## Material provided
<<<<
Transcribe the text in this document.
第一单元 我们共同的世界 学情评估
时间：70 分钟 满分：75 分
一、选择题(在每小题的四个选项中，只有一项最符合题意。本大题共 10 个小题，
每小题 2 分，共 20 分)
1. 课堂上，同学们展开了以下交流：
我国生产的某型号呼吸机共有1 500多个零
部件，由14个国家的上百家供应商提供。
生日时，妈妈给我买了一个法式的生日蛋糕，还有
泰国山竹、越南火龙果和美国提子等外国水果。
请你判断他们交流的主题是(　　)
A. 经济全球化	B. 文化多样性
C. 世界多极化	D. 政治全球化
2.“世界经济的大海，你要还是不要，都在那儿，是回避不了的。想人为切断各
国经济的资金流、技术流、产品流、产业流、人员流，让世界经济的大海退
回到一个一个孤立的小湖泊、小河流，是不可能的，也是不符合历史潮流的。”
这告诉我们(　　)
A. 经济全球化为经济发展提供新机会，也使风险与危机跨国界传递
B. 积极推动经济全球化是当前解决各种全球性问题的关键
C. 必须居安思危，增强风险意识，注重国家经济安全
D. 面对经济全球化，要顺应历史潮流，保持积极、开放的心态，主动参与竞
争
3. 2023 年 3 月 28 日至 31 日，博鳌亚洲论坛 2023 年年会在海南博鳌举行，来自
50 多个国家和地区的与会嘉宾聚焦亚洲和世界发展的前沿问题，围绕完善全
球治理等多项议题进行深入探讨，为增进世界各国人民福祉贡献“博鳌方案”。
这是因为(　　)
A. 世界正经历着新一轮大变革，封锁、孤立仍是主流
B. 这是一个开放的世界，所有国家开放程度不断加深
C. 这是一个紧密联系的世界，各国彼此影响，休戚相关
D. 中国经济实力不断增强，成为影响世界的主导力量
>>>>
## Task brief
Without omitting anything, output the entries exactly.

## Exercise response
Transcribe the text in this document.
第一单元 我们共同的世界 学情评估
时间：70 分钟 满分：75 分
一、选择题(在每小题的四个选项中，只有一项最符合题意。本大题共 10 个小题，
每小题 2 分，共 20 分)
1. 课堂上，同学们展开了以下交流：
我国生产的某型号呼吸机共有1 500多个零
部件，由14个国家的上百家供应商提供。
生日时，妈妈给我买了一个法式的生日蛋糕，还有
泰国山竹、越南火龙果和美国提子等外国水果。
请你判断他们交流的主题是(　　)
A. 经济全球化	B. 文化多样性
C. 世界多极化	D. 政治全球化
2.“世界经济的大海，你要还是不要，都在那儿，是回避不了的。想人为切断各
国经济的资金流、技术流、产品流、产业流、人员流，让世界经济的大海退
回到一个一个孤立的小湖泊、小河流，是不可能的，也是不符合历史潮流的。”
这告诉我们(　　)
A. 经济全球化为经济发展提供新机会，也使风险与危机跨国界传递
B. 积极推动经济全球化是当前解决各种全球性问题的关键
C. 必须居安思危，增强风险意识，注重国家经济安全
D. 面对经济全球化，要顺应历史潮流，保持积极、开放的心态，主动参与竞
争
3. 2023 年 3 月 28 日至 31 日，博鳌亚洲论坛 2023 年年会在海南博鳌举行，来自
50 多个国家和地区的与会嘉宾聚焦亚洲和世界发展的前沿问题，围绕完善全
球治理等多项议题进行深入探讨，为增进世界各国人民福祉贡献“博鳌方案”。
这是因为(　　)
A. 世界正经历着新一轮大变革，封锁、孤立仍是主流
B. 这是一个开放的世界，所有国家开放程度不断加深
C. 这是一个紧密联系的世界，各国彼此影响，休戚相关
D. 中国经济实力不断增强，成为影响世界的主导力量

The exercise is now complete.